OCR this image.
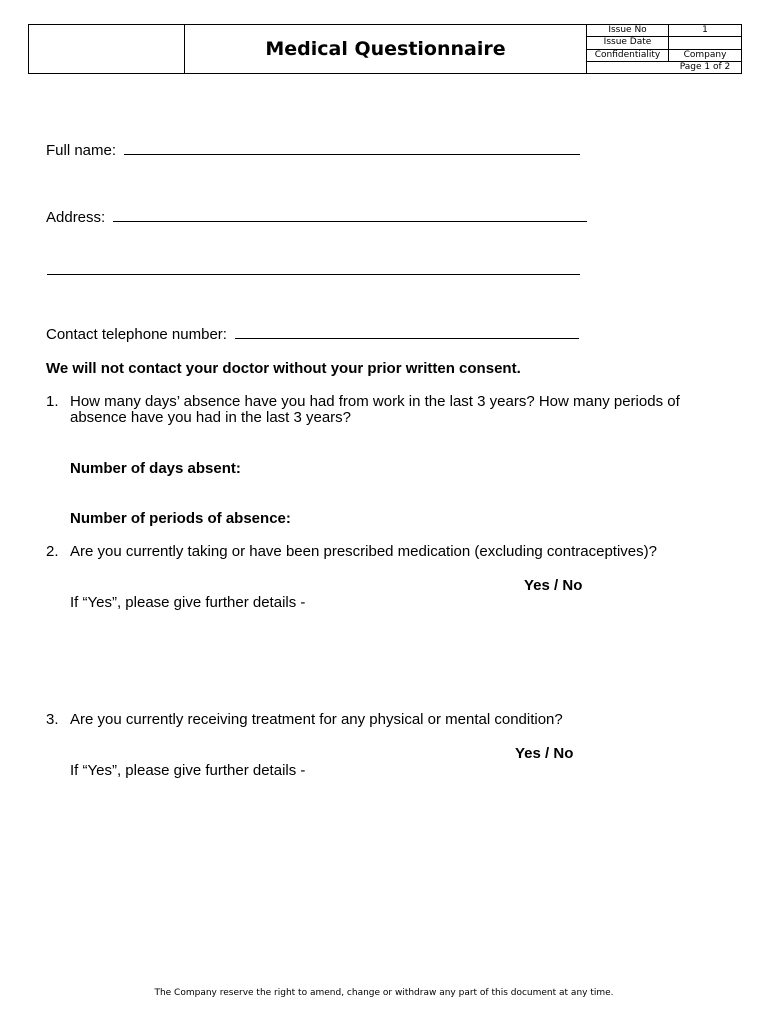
Medical Questionnaire
Issue No	1
Issue Date
Confidentiality	Company
Page 1 of 2
Full name:
Address:
Contact telephone number:
We will not contact your doctor without your prior written consent.
1. How many days’ absence have you had from work in the last 3 years? How many periods of
absence have you had in the last 3 years?
Number of days absent:
Number of periods of absence:
2. Are you currently taking or have been prescribed medication (excluding contraceptives)?
Yes / No
If “Yes”, please give further details -
3. Are you currently receiving treatment for any physical or mental condition?
Yes / No
If “Yes”, please give further details -
The Company reserve the right to amend, change or withdraw any part of this document at any time.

**SET EXERCISE:** Reproduce the material in its entirety and word for word, without the pictures.

**PROBLEM SOLUTION:**
OCR this image.
Medical Questionnaire
Issue No	1
Issue Date
Confidentiality	Company
Page 1 of 2
Full name:
Address:
Contact telephone number:
We will not contact your doctor without your prior written consent.
1. How many days’ absence have you had from work in the last 3 years? How many periods of
absence have you had in the last 3 years?
Number of days absent:
Number of periods of absence:
2. Are you currently taking or have been prescribed medication (excluding contraceptives)?
Yes / No
If “Yes”, please give further details -
3. Are you currently receiving treatment for any physical or mental condition?
Yes / No
If “Yes”, please give further details -
The Company reserve the right to amend, change or withdraw any part of this document at any time.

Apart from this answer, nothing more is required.